[Stated problem]:
Exactly transcribe the span of lines from the one containing "Transcribe this image's" through the final line of the entries, inclusive, and nothing outside it. Exclude the pictures.

[Data entries]:
—————
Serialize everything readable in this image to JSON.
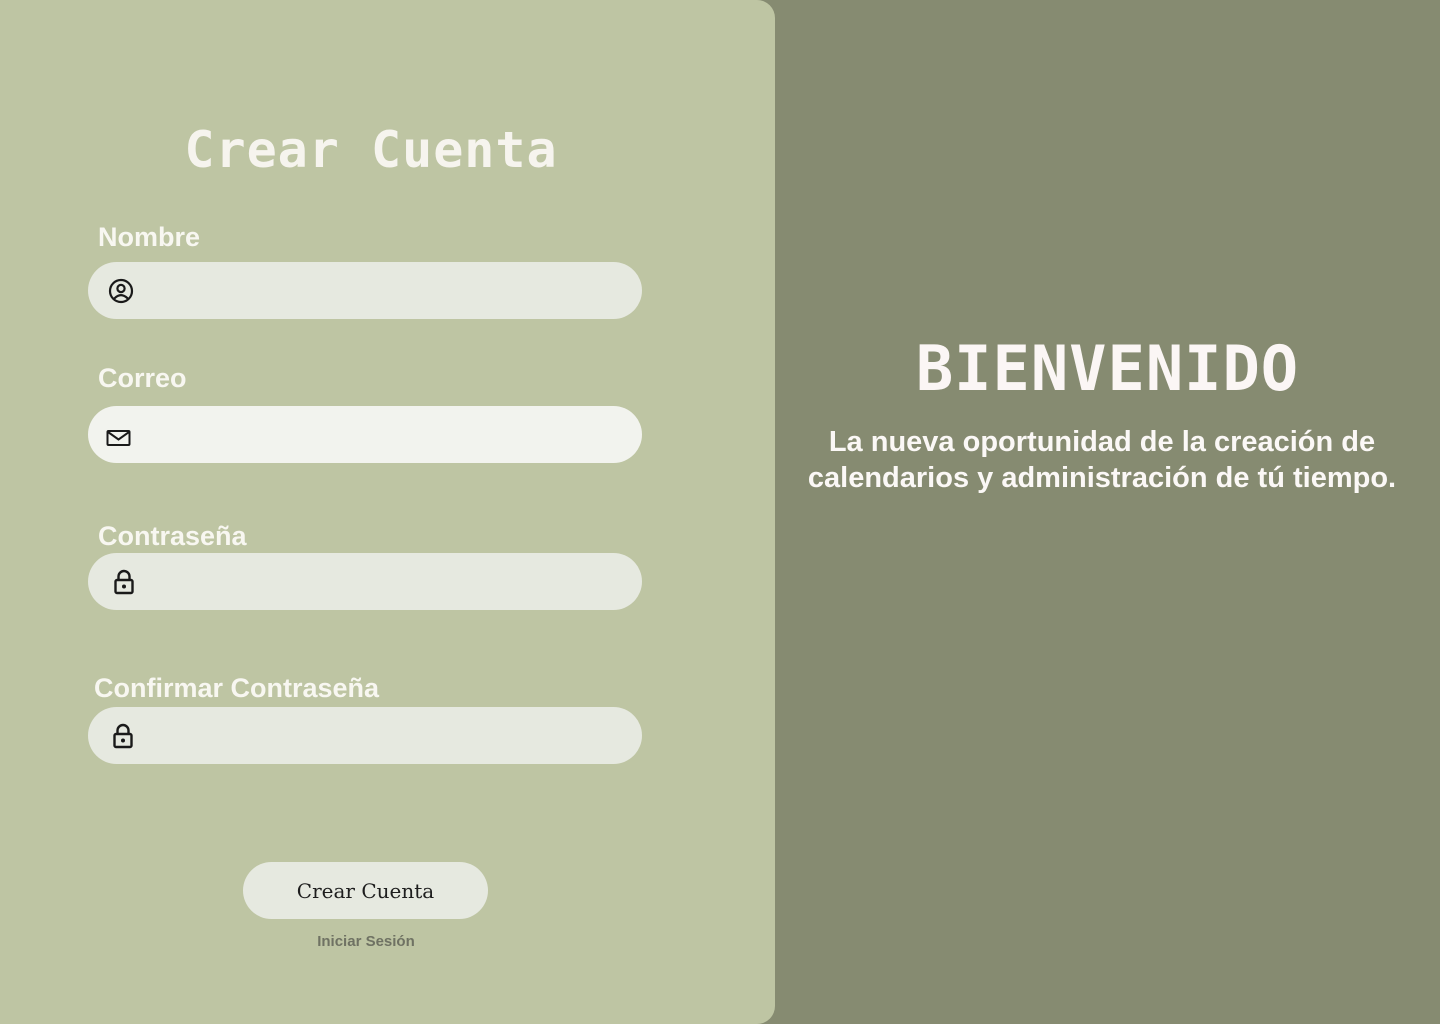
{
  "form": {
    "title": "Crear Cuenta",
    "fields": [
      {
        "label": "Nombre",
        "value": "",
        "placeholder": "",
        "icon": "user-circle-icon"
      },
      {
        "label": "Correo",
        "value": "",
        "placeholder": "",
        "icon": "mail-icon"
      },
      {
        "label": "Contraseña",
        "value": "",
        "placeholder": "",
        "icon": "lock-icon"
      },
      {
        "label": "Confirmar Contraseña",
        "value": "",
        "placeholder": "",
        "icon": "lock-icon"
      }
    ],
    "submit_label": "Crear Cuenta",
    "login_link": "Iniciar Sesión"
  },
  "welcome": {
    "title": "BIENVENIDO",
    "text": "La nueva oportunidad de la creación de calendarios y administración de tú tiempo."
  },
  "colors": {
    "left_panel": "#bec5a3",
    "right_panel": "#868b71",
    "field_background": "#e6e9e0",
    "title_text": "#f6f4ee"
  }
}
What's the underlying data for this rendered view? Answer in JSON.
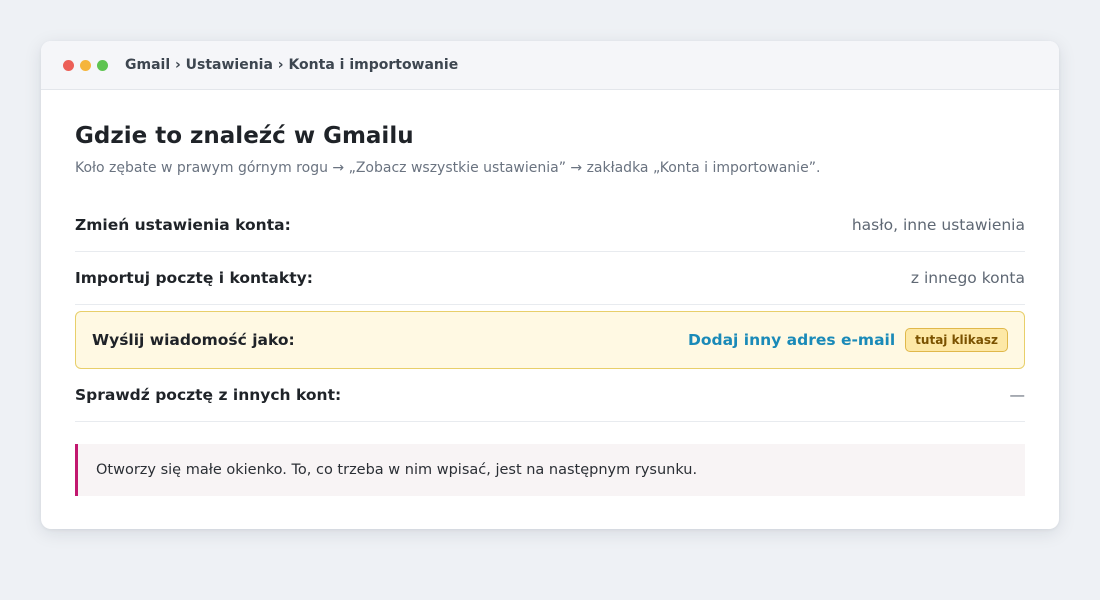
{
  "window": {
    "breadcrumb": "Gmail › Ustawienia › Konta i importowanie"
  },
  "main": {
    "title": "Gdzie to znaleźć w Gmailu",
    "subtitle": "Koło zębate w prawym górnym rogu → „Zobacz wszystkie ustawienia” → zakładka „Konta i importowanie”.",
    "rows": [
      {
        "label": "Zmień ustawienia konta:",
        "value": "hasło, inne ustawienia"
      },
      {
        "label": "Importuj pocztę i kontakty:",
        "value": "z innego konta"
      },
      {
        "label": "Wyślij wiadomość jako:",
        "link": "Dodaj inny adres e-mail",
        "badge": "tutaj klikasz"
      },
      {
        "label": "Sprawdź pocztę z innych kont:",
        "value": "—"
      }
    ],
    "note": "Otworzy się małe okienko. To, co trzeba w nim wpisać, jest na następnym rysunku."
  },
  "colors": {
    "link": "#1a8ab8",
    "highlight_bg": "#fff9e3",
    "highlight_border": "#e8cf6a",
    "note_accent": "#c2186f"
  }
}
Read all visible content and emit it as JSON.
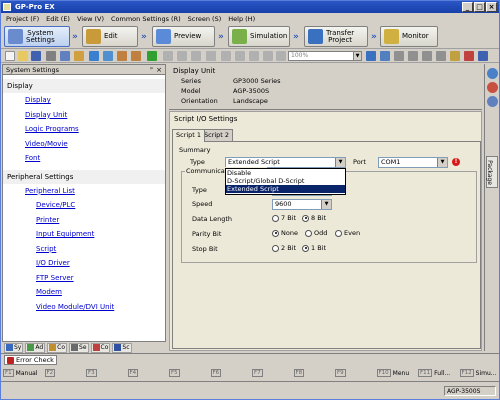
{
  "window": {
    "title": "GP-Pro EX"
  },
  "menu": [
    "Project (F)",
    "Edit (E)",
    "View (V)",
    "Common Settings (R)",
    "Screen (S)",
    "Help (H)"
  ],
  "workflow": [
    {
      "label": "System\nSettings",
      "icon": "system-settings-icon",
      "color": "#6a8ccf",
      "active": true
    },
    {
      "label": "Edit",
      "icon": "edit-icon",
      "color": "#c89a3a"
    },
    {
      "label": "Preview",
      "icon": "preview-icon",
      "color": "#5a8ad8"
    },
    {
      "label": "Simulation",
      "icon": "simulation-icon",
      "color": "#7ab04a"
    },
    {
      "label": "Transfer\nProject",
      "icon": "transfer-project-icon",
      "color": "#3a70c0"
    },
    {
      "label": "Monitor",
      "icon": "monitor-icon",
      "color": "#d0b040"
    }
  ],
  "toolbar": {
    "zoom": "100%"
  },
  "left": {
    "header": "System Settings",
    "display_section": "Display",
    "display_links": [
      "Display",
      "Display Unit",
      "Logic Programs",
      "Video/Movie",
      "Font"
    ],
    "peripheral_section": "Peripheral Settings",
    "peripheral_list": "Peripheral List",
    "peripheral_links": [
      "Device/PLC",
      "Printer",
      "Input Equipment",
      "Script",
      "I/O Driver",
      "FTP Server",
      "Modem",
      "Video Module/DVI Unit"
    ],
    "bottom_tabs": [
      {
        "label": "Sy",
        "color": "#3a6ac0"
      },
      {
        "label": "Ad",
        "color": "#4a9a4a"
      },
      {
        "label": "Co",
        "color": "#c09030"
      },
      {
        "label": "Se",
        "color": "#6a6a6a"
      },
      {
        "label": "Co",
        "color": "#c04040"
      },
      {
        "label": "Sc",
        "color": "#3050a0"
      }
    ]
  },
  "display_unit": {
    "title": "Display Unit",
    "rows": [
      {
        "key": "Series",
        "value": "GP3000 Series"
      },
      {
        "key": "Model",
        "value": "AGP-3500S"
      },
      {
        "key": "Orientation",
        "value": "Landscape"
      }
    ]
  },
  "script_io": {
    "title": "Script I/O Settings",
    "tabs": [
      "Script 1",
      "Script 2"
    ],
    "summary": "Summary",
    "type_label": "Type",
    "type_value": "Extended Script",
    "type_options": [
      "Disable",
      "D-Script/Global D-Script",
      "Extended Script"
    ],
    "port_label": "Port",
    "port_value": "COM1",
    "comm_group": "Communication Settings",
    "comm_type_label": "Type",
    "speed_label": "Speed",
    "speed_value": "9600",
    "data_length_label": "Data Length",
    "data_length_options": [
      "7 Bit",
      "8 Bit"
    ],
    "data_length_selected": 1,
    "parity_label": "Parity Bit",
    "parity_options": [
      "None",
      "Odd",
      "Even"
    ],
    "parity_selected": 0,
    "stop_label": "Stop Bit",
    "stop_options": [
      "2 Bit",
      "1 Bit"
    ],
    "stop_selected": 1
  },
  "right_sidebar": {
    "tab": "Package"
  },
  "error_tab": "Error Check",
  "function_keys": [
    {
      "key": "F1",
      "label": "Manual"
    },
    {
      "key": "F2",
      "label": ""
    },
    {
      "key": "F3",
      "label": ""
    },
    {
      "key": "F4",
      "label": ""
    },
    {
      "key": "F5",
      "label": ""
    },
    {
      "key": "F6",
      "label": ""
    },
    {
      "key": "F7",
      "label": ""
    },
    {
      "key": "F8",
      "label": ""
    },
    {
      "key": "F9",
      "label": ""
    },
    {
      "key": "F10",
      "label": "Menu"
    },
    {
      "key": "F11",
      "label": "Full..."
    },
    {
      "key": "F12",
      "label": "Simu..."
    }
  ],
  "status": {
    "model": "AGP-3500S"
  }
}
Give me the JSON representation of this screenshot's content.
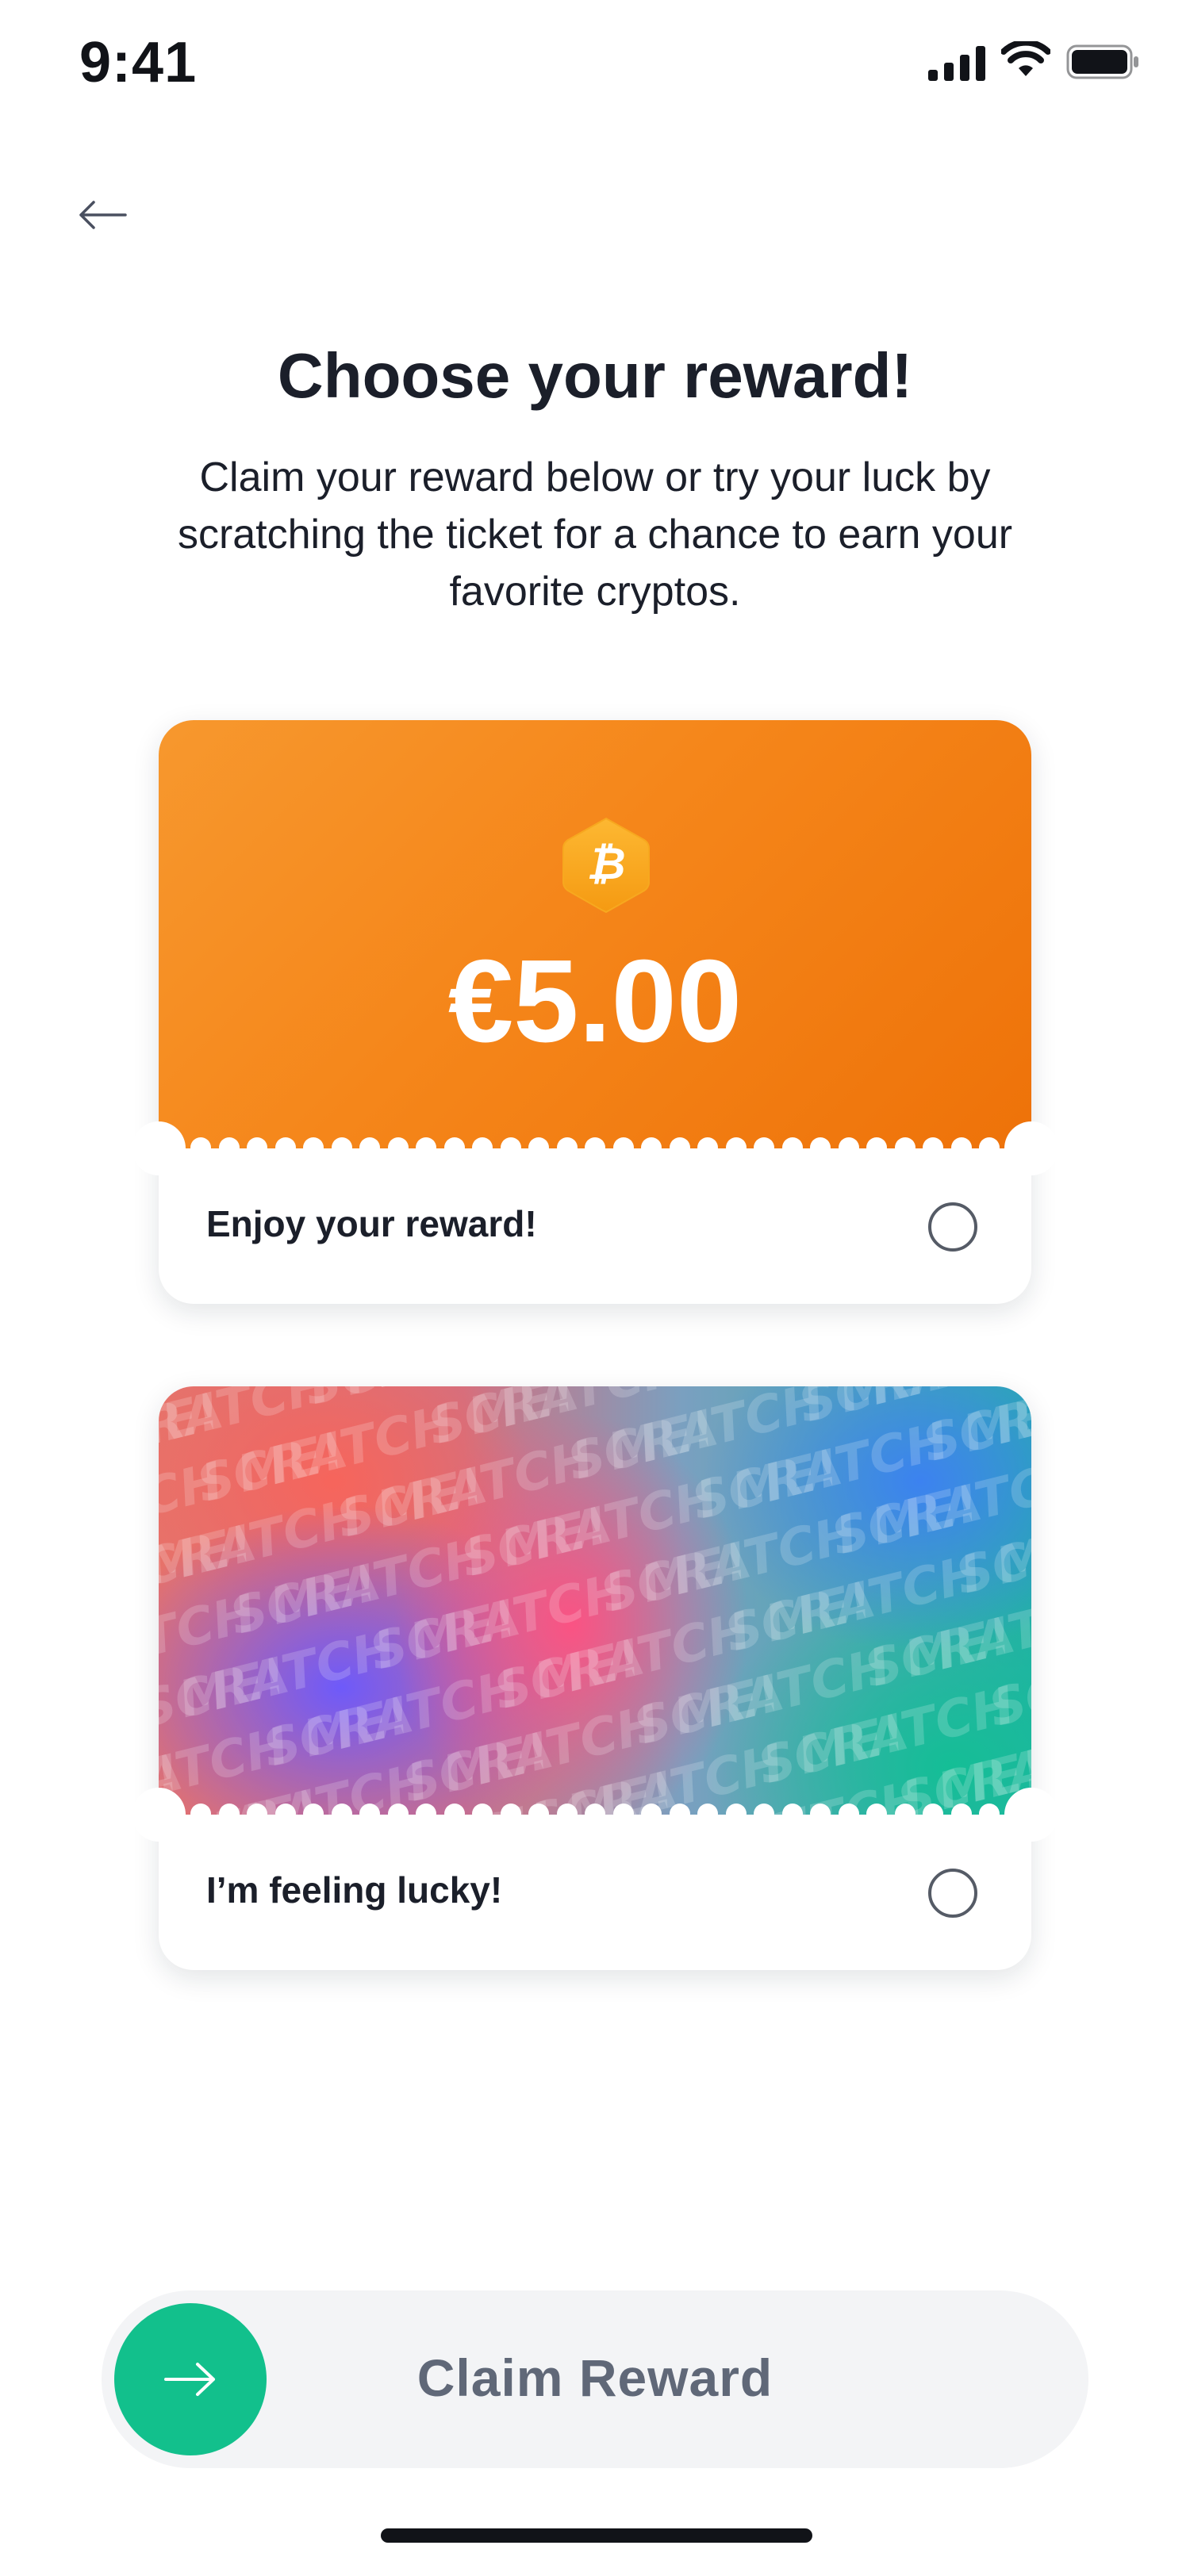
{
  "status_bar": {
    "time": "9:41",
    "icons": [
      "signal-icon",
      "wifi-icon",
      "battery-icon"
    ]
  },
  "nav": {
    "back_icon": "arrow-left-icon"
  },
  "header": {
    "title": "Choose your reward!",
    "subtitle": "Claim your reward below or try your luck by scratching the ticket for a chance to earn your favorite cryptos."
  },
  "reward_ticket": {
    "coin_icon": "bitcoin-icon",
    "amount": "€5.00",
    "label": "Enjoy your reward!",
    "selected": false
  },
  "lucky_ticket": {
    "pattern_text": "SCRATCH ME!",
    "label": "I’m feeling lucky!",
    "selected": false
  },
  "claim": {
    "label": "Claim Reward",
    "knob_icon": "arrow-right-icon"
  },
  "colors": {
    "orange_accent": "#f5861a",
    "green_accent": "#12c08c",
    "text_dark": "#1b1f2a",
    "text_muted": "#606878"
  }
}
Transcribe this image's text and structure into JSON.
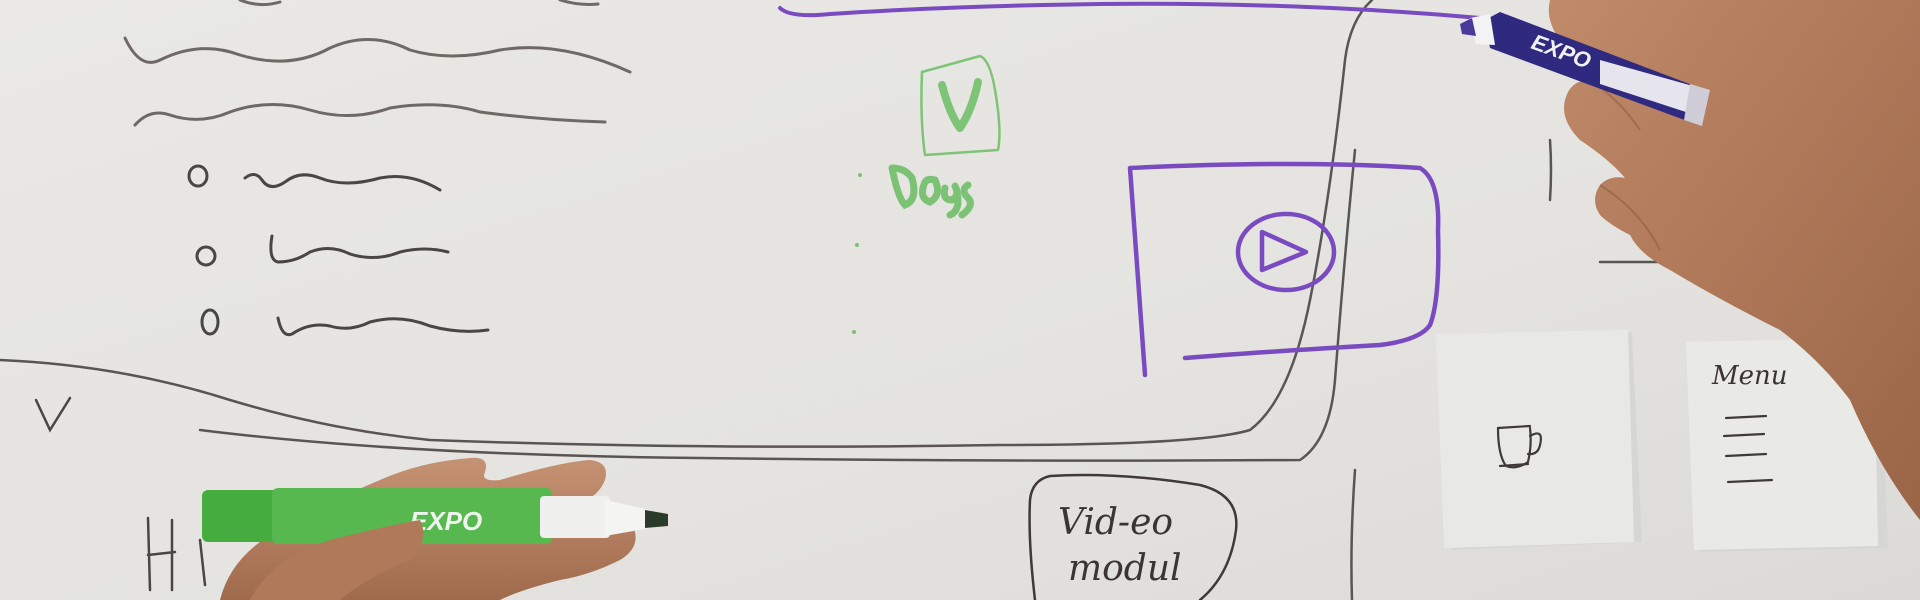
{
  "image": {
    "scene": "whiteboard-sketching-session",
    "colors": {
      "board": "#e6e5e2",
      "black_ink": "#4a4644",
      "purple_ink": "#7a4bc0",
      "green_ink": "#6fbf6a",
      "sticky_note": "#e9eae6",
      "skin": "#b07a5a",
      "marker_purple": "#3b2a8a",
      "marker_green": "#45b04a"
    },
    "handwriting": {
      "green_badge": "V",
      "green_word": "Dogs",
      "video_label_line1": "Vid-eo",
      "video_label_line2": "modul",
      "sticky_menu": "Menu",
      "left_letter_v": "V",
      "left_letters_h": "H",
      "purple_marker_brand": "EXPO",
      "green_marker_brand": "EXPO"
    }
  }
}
—————
[Result of the exercise]:
Transcribe this image's text and structure into JSON.
{
  "image": {
    "scene": "whiteboard-sketching-session",
    "colors": {
      "board": "#e6e5e2",
      "black_ink": "#4a4644",
      "purple_ink": "#7a4bc0",
      "green_ink": "#6fbf6a",
      "sticky_note": "#e9eae6",
      "skin": "#b07a5a",
      "marker_purple": "#3b2a8a",
      "marker_green": "#45b04a"
    },
    "handwriting": {
      "green_badge": "V",
      "green_word": "Dogs",
      "video_label_line1": "Vid-eo",
      "video_label_line2": "modul",
      "sticky_menu": "Menu",
      "left_letter_v": "V",
      "left_letters_h": "H",
      "purple_marker_brand": "EXPO",
      "green_marker_brand": "EXPO"
    }
  }
}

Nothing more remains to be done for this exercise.